■ MATERIAL TO PROCESS
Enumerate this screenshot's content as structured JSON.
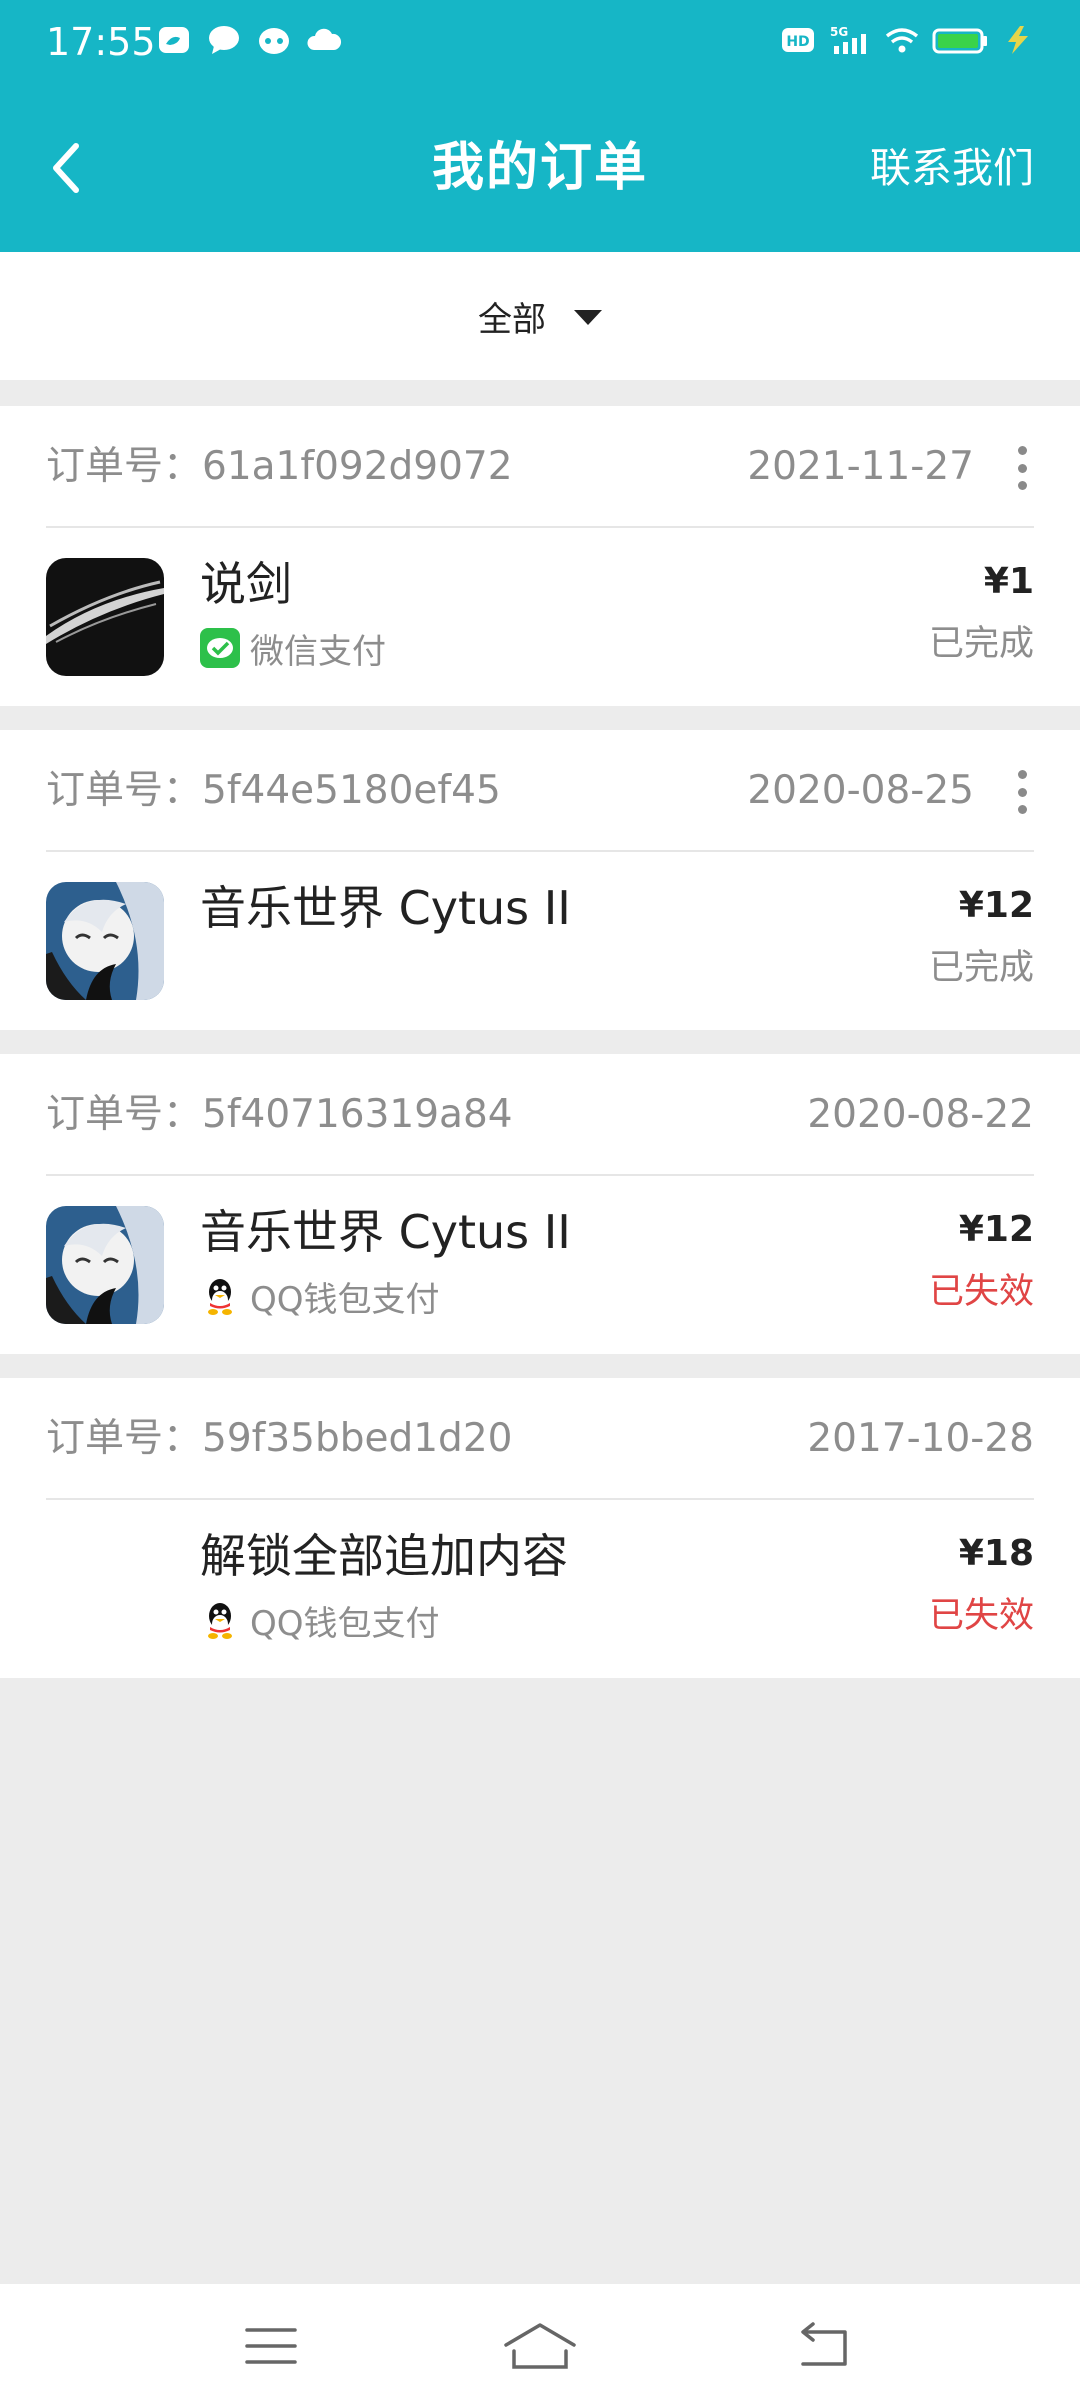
{
  "status_bar": {
    "time": "17:55",
    "left_icons": [
      "weibo-icon",
      "message-icon",
      "game-icon",
      "cloud-icon"
    ],
    "right_icons": [
      "hd-icon",
      "5g-signal-icon",
      "wifi-icon",
      "battery-icon",
      "charging-icon"
    ]
  },
  "nav": {
    "title": "我的订单",
    "contact_label": "联系我们",
    "back_icon": "chevron-left-icon"
  },
  "filter": {
    "label": "全部",
    "icon": "caret-down-icon"
  },
  "colors": {
    "accent": "#16b6c6",
    "failed": "#e04545",
    "muted": "#8d8d8d"
  },
  "orders": [
    {
      "order_no": "订单号：61a1f092d9072",
      "date": "2021-11-27",
      "app_name": "说剑",
      "payment": "微信支付",
      "payment_icon": "wechat-pay-icon",
      "price": "¥1",
      "status": "已完成"
    },
    {
      "order_no": "订单号：5f44e5180ef45",
      "date": "2020-08-25",
      "app_name": "音乐世界 Cytus II",
      "payment": "",
      "price": "¥12",
      "status": "已完成"
    },
    {
      "order_no": "订单号：5f40716319a84",
      "date": "2020-08-22",
      "app_name": "音乐世界 Cytus II",
      "payment": "QQ钱包支付",
      "payment_icon": "qq-wallet-icon",
      "price": "¥12",
      "status": "已失效"
    },
    {
      "order_no": "订单号：59f35bbed1d20",
      "date": "2017-10-28",
      "app_name": "解锁全部追加内容",
      "payment": "QQ钱包支付",
      "payment_icon": "qq-wallet-icon",
      "price": "¥18",
      "status": "已失效"
    }
  ],
  "bottom_nav": {
    "icons": [
      "menu-icon",
      "home-icon",
      "back-icon"
    ]
  }
}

■ YOUR INSTRUCTIONS
Look through the material above and pick out each line holding the word "date".

■ TASK ANSWER
      "date": "2021-11-27",
      "date": "2020-08-25",
      "date": "2020-08-22",
      "date": "2017-10-28",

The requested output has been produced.